> **AIM**
From the entries below, copy every line where the string "Elle" appears.

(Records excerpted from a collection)
▼
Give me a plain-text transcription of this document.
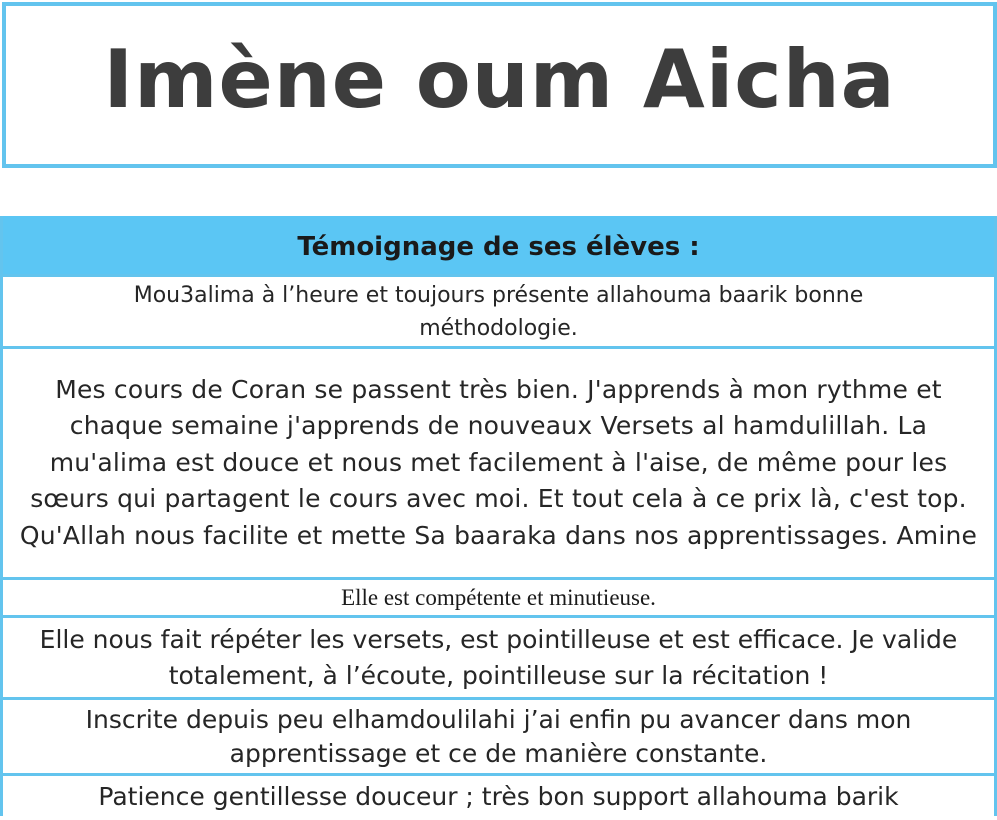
Imène oum Aicha
Témoignage de ses élèves :
Mou3alima à l’heure et toujours présente allahouma baarik bonne méthodologie.
Mes cours de Coran se passent très bien. J'apprends à mon rythme et chaque semaine j'apprends de nouveaux Versets al hamdulillah. La mu'alima est douce et nous met facilement à l'aise, de même pour les sœurs qui partagent le cours avec moi. Et tout cela à ce prix là, c'est top. Qu'Allah nous facilite et mette Sa baaraka dans nos apprentissages. Amine
Elle est compétente et minutieuse.
Elle nous fait répéter les versets, est pointilleuse et est efficace. Je valide totalement, à l’écoute, pointilleuse sur la récitation !
Inscrite depuis peu elhamdoulilahi j’ai enfin pu avancer dans mon apprentissage et ce de manière constante.
Patience gentillesse douceur ; très bon support allahouma barik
▲
> **SOLUTION BELOW**
Elle est compétente et minutieuse.
Elle nous fait répéter les versets, est pointilleuse et est efficace. Je valide totalement, à l’écoute, pointilleuse sur la récitation !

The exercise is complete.